Stated goal >> Could you rename "triangle-down-icon" to "arrow-down-icon" in the records, starting at the line that has "election-cubes-logo-icon: [324, 16, 402, 98]" and stopping after the line that has "bar-ld: [351, 601, 495, 687]", keeping everything else the same and giving back only those lines?

Supplied material >>
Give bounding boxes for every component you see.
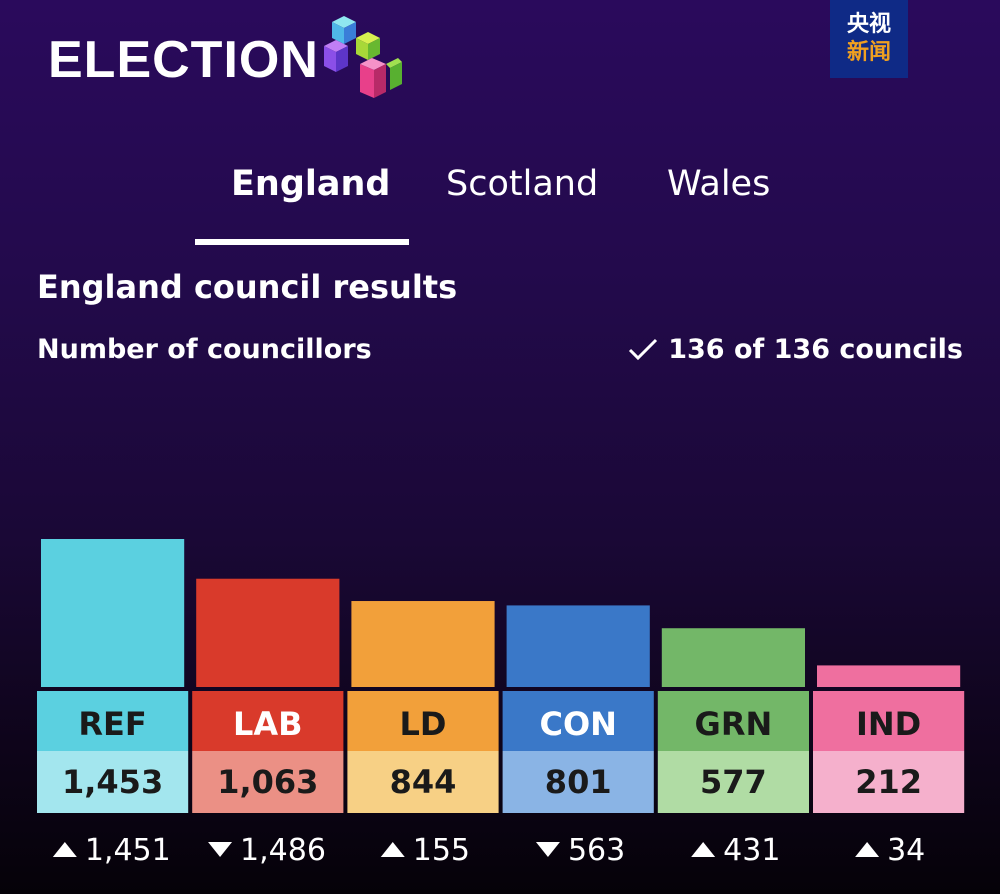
election-cubes-logo-icon: [324, 16, 402, 98]
tab-wales[interactable]: Wales: [667, 164, 771, 204]
change-label-lab: 1,486: [240, 833, 326, 868]
party-label-box-ind: [813, 691, 965, 751]
bar-lab: [196, 578, 340, 687]
change-label-ld: 155: [413, 833, 470, 868]
triangle-down-icon: [535, 842, 560, 857]
value-label-con: 801: [545, 763, 612, 801]
value-box-ind: [813, 751, 965, 813]
value-box-con: [502, 751, 654, 813]
party-label-grn: GRN: [695, 705, 773, 743]
badge-line-2: 新闻: [846, 40, 891, 65]
councils-declared: 136 of 136 councils: [628, 334, 963, 365]
value-label-grn: 577: [700, 763, 767, 801]
triangle-up-icon: [52, 842, 77, 857]
value-box-lab: [192, 751, 344, 813]
bar-ld: [351, 601, 495, 687]
chart-subtitle: Number of councillors: [37, 334, 372, 365]
chart-title: England council results: [37, 268, 458, 306]
party-label-box-grn: [657, 691, 809, 751]
tab-scotland[interactable]: Scotland: [446, 164, 599, 204]
triangle-up-icon: [855, 842, 880, 857]
value-label-ref: 1,453: [62, 763, 163, 801]
party-label-ld: LD: [400, 705, 447, 743]
region-tabs: England Scotland Wales: [0, 160, 1000, 250]
party-label-box-lab: [192, 691, 344, 751]
value-label-ld: 844: [390, 763, 457, 801]
councils-declared-label: 136 of 136 councils: [668, 334, 963, 365]
party-label-box-con: [502, 691, 654, 751]
change-label-ind: 34: [887, 833, 925, 868]
cctv-news-badge: 央视 新闻: [830, 0, 908, 78]
bar-ref: [41, 539, 185, 687]
change-label-grn: 431: [723, 833, 780, 868]
value-box-ld: [347, 751, 499, 813]
party-label-ind: IND: [856, 705, 921, 743]
bar-grn: [661, 628, 805, 687]
tab-england[interactable]: England: [231, 164, 391, 204]
party-label-ref: REF: [78, 705, 146, 743]
value-label-lab: 1,063: [217, 763, 318, 801]
badge-line-1: 央视: [846, 12, 891, 37]
bar-ind: [817, 665, 961, 687]
checkmark-icon: [629, 338, 658, 360]
party-label-box-ref: [37, 691, 189, 751]
party-label-box-ld: [347, 691, 499, 751]
triangle-up-icon: [380, 842, 405, 857]
triangle-up-icon: [691, 842, 716, 857]
party-label-lab: LAB: [233, 705, 303, 743]
value-label-ind: 212: [855, 763, 922, 801]
triangle-down-icon: [208, 842, 233, 857]
bar-con: [506, 605, 650, 687]
party-label-con: CON: [539, 705, 616, 743]
change-label-ref: 1,451: [85, 833, 171, 868]
active-tab-indicator: [195, 239, 409, 245]
election-logo-text: ELECTION: [48, 31, 319, 89]
value-box-grn: [657, 751, 809, 813]
change-label-con: 563: [568, 833, 625, 868]
value-box-ref: [37, 751, 189, 813]
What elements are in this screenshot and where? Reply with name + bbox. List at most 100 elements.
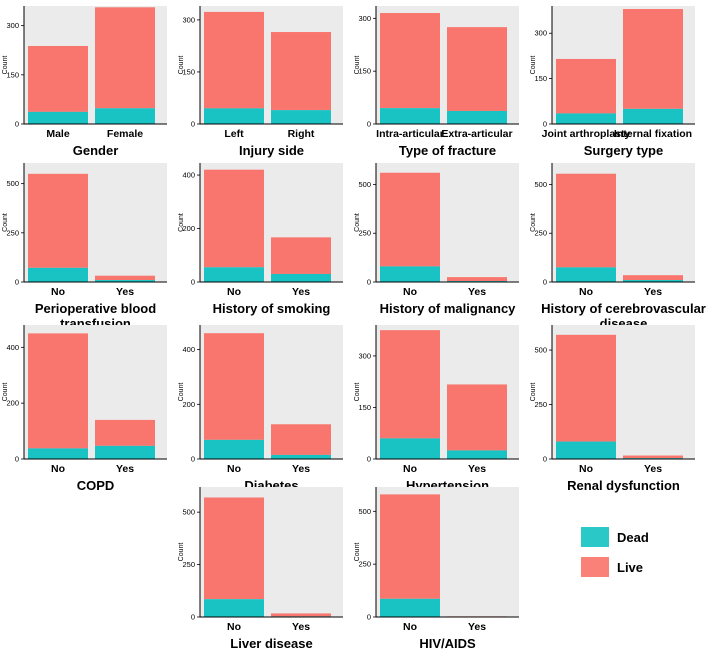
x-tick-label: Yes — [292, 463, 310, 475]
x-tick-label: Extra-articular — [441, 128, 512, 140]
panel-11: No Yes 0 250 500 Count Renal dysfunction — [530, 325, 695, 493]
x-tick-label: Female — [107, 128, 143, 140]
x-tick-label: Yes — [292, 621, 310, 633]
y-axis-label: Count — [354, 213, 361, 232]
x-tick-label: No — [51, 463, 65, 475]
bar-live — [28, 173, 88, 268]
bar-dead — [447, 110, 507, 124]
y-tick-label: 150 — [358, 403, 371, 412]
y-tick-label: 250 — [358, 560, 371, 569]
panel-6: No Yes 0 250 500 Count History of malignancy — [354, 163, 519, 316]
bar-live — [271, 613, 331, 617]
x-tick-label: Yes — [116, 286, 134, 298]
legend: Dead Live — [581, 527, 649, 577]
y-axis-label: Count — [354, 383, 361, 402]
bar-dead — [271, 273, 331, 282]
y-axis-label: Count — [530, 213, 537, 232]
bar-dead — [204, 439, 264, 459]
y-tick-label: 300 — [358, 14, 371, 23]
y-axis-label: Count — [2, 383, 9, 402]
x-tick-label: Yes — [292, 286, 310, 298]
bar-dead — [95, 108, 155, 124]
y-tick-label: 500 — [6, 179, 19, 188]
y-tick-label: 500 — [534, 346, 547, 355]
y-tick-label: 0 — [367, 613, 371, 622]
x-tick-label: Male — [46, 128, 70, 140]
bar-live — [623, 455, 683, 459]
legend-label-live: Live — [617, 560, 643, 575]
panel-1: Left Right 0 150 300 Count Injury side — [178, 6, 343, 158]
bar-dead — [380, 108, 440, 124]
x-tick-label: No — [579, 463, 593, 475]
bar-live — [271, 32, 331, 111]
x-tick-label: Yes — [116, 463, 134, 475]
y-tick-label: 0 — [191, 455, 195, 464]
bar-live — [447, 384, 507, 451]
panel-title: Gender — [73, 143, 119, 158]
y-tick-label: 400 — [6, 343, 19, 352]
bar-live — [380, 494, 440, 599]
y-tick-label: 500 — [358, 507, 371, 516]
bar-live — [95, 419, 155, 446]
panel-5: No Yes 0 200 400 Count History of smoking — [178, 163, 343, 316]
y-tick-label: 0 — [367, 455, 371, 464]
y-axis-label: Count — [178, 543, 185, 562]
x-tick-label: No — [227, 286, 241, 298]
legend-swatch-live — [581, 557, 609, 577]
x-tick-label: Yes — [644, 286, 662, 298]
panel-title: Perioperative blood — [35, 301, 156, 316]
x-tick-label: No — [403, 463, 417, 475]
bar-dead — [271, 110, 331, 124]
x-tick-label: Intra-articular — [376, 128, 444, 140]
panel-0: Male Female 0 150 300 Count Gender — [2, 6, 167, 158]
y-tick-label: 0 — [543, 120, 547, 129]
y-axis-label: Count — [530, 383, 537, 402]
y-tick-label: 0 — [191, 613, 195, 622]
y-tick-label: 300 — [358, 351, 371, 360]
bar-dead — [380, 266, 440, 282]
bar-live — [204, 169, 264, 268]
panel-title: History of cerebrovascular — [541, 301, 706, 316]
x-tick-label: Left — [224, 128, 244, 140]
y-axis-label: Count — [178, 56, 185, 75]
x-tick-label: No — [51, 286, 65, 298]
y-tick-label: 500 — [182, 508, 195, 517]
bar-live — [95, 275, 155, 281]
bar-dead — [28, 111, 88, 124]
bar-dead — [380, 438, 440, 459]
panel-12: No Yes 0 250 500 Count Liver disease — [178, 487, 343, 651]
bar-live — [623, 275, 683, 281]
panel-title: Surgery type — [584, 143, 663, 158]
bar-live — [556, 173, 616, 268]
bar-live — [204, 497, 264, 600]
bar-live — [447, 277, 507, 282]
y-tick-label: 250 — [358, 229, 371, 238]
panel-title: History of smoking — [213, 301, 331, 316]
y-axis-label: Count — [354, 56, 361, 75]
x-tick-label: No — [403, 286, 417, 298]
y-tick-label: 0 — [191, 278, 195, 287]
x-tick-label: Right — [288, 128, 315, 140]
y-tick-label: 0 — [543, 278, 547, 287]
x-tick-label: No — [579, 286, 593, 298]
panel-13: No Yes 0 250 500 Count HIV/AIDS — [354, 487, 519, 651]
y-tick-label: 150 — [358, 67, 371, 76]
bar-live — [380, 330, 440, 439]
bar-live — [271, 237, 331, 274]
y-tick-label: 250 — [534, 400, 547, 409]
x-tick-label: Yes — [468, 286, 486, 298]
legend-label-dead: Dead — [617, 530, 649, 545]
bar-live — [556, 58, 616, 114]
bar-live — [28, 333, 88, 449]
panel-title: Type of fracture — [399, 143, 496, 158]
bar-dead — [204, 108, 264, 124]
y-tick-label: 500 — [534, 180, 547, 189]
bar-dead — [380, 598, 440, 617]
bar-live — [204, 11, 264, 109]
bar-dead — [556, 113, 616, 124]
y-tick-label: 150 — [182, 67, 195, 76]
panel-title: COPD — [77, 478, 115, 493]
y-axis-label: Count — [2, 56, 9, 75]
y-axis-label: Count — [2, 213, 9, 232]
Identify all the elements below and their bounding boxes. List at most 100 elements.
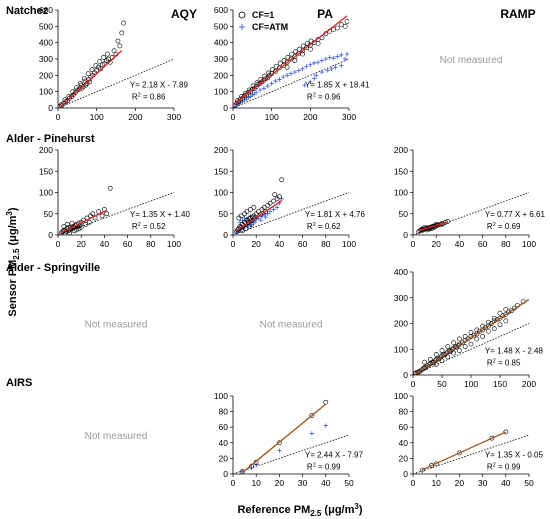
- one-to-one-line: [233, 192, 349, 235]
- x-tick-label: 200: [303, 112, 317, 122]
- data-point-cf1: [258, 212, 264, 217]
- data-point-cf1: [93, 63, 99, 68]
- data-point-cf1: [111, 48, 117, 54]
- data-point-cf1: [284, 64, 290, 70]
- data-point-cf1: [445, 354, 451, 360]
- data-point-cf1: [455, 342, 461, 348]
- data-point-cf1: [503, 312, 509, 317]
- data-point-cf1: [289, 51, 295, 57]
- regression-line: [233, 15, 348, 106]
- regression-equation: Y= 1.81 X + 4.76: [305, 210, 366, 219]
- regression-line: [61, 209, 108, 234]
- data-point-cf1: [238, 213, 244, 219]
- x-tick-label: 50: [437, 379, 447, 389]
- data-point-cf1: [272, 192, 278, 198]
- data-point-cf1: [426, 362, 432, 368]
- x-tick-label: 0: [411, 379, 416, 389]
- data-point-cf1: [74, 227, 79, 233]
- y-tick-label: 500: [214, 21, 228, 31]
- x-tick-label: 0: [56, 239, 61, 249]
- legend-cfatm-label: CF=ATM: [252, 22, 288, 32]
- data-point-cf1: [480, 327, 485, 333]
- data-point-cf1: [491, 315, 497, 321]
- data-point-cf1: [422, 359, 427, 365]
- data-point-cf1: [304, 41, 310, 46]
- y-tick-label: 100: [39, 87, 53, 97]
- plot-area: [233, 177, 349, 235]
- y-axis-label: Sensor PM2.5 (μg/m3): [5, 207, 21, 316]
- data-point-cf1: [334, 25, 340, 31]
- regression-equation: Y= 1.35 X + 1.40: [130, 210, 191, 219]
- data-point-cfatm: [308, 62, 313, 67]
- regression-equation: Y= 2.44 X - 7.97: [305, 451, 364, 460]
- y-tick-label: 200: [394, 145, 408, 155]
- y-tick-label: 500: [39, 21, 53, 31]
- data-point-cf1: [62, 97, 68, 103]
- data-point-cfatm: [315, 60, 321, 65]
- x-tick-label: 80: [501, 239, 511, 249]
- r-squared: R2 = 0.99: [487, 463, 521, 472]
- x-tick-label: 20: [455, 478, 465, 488]
- x-tick-label: 100: [167, 239, 181, 249]
- data-point-cfatm: [309, 431, 315, 436]
- data-point-cf1: [85, 71, 91, 77]
- x-tick-label: 100: [265, 112, 279, 122]
- x-tick-label: 200: [522, 379, 536, 389]
- data-point-cfatm: [312, 76, 317, 81]
- y-tick-label: 40: [399, 438, 409, 448]
- y-tick-label: 40: [219, 438, 229, 448]
- x-tick-label: 20: [275, 478, 285, 488]
- panel-natchez-pa: 0 100 200 300 0 100 200 300 400 500 600 Y= 1.85 X +…: [214, 5, 370, 122]
- data-point-cfatm: [327, 55, 332, 60]
- x-tick-label: 100: [464, 379, 478, 389]
- data-point-cf1: [64, 221, 70, 227]
- data-point-cf1: [244, 209, 250, 215]
- data-point-cf1: [258, 77, 264, 82]
- data-point-cf1: [250, 83, 256, 89]
- data-point-cf1: [107, 59, 113, 65]
- x-tick-label: 0: [231, 478, 236, 488]
- data-point-cf1: [74, 85, 79, 90]
- data-point-cf1: [276, 440, 282, 446]
- regression-equation: Y= 2.18 X - 7.89: [130, 80, 189, 89]
- data-point-cf1: [86, 219, 92, 225]
- panel-alder-springville-ramp: 0 50 100 150 200 0 100 200 300 400 Y= 1.48 X - 2.4…: [394, 267, 544, 389]
- y-tick-label: 600: [39, 5, 53, 15]
- data-point-cf1: [83, 221, 89, 227]
- data-point-cfatm: [313, 73, 319, 78]
- data-point-cfatm: [333, 64, 338, 70]
- data-point-cf1: [462, 344, 468, 350]
- data-point-cf1: [277, 60, 283, 66]
- data-point-cf1: [468, 341, 474, 347]
- y-tick-label: 80: [399, 407, 409, 417]
- x-tick-label: 40: [100, 239, 110, 249]
- data-point-cf1: [239, 228, 245, 234]
- data-point-cf1: [456, 450, 462, 456]
- x-tick-label: 30: [478, 478, 488, 488]
- x-tick-label: 20: [76, 239, 86, 249]
- x-tick-label: 200: [128, 112, 142, 122]
- y-tick-label: 400: [39, 38, 53, 48]
- x-tick-label: 0: [231, 112, 236, 122]
- data-point-cf1: [309, 413, 315, 418]
- data-point-cf1: [97, 59, 103, 64]
- x-tick-label: 40: [455, 239, 465, 249]
- data-point-cf1: [78, 81, 83, 86]
- data-point-cf1: [307, 46, 313, 52]
- data-point-cfatm: [300, 66, 305, 71]
- data-point-cfatm: [312, 60, 317, 66]
- data-point-cf1: [433, 351, 439, 357]
- regression-line: [59, 50, 123, 108]
- y-tick-label: 600: [214, 5, 228, 15]
- data-point-cf1: [266, 70, 271, 76]
- data-point-cfatm: [302, 82, 307, 88]
- y-tick-label: 20: [399, 453, 409, 463]
- data-point-cf1: [451, 340, 456, 346]
- data-point-cf1: [474, 331, 480, 337]
- x-tick-label: 60: [123, 239, 133, 249]
- x-tick-label: 100: [90, 112, 104, 122]
- not-measured-label: Not measured: [85, 431, 148, 442]
- y-tick-label: 300: [39, 54, 53, 64]
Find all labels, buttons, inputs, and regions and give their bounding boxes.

Response to the exercise >>
election-cubes-logo-icon: [324, 16, 402, 98]
tab-wales[interactable]: Wales: [667, 164, 771, 204]
change-label-lab: 1,486: [240, 833, 326, 868]
party-label-box-ind: [813, 691, 965, 751]
bar-lab: [196, 578, 340, 687]
change-label-ld: 155: [413, 833, 470, 868]
arrow-down-icon: [535, 842, 560, 857]
value-label-con: 801: [545, 763, 612, 801]
value-box-ind: [813, 751, 965, 813]
value-box-con: [502, 751, 654, 813]
party-label-grn: GRN: [695, 705, 773, 743]
badge-line-2: 新闻: [846, 40, 891, 65]
councils-declared: 136 of 136 councils: [628, 334, 963, 365]
value-label-grn: 577: [700, 763, 767, 801]
triangle-up-icon: [52, 842, 77, 857]
value-box-lab: [192, 751, 344, 813]
bar-ld: [351, 601, 495, 687]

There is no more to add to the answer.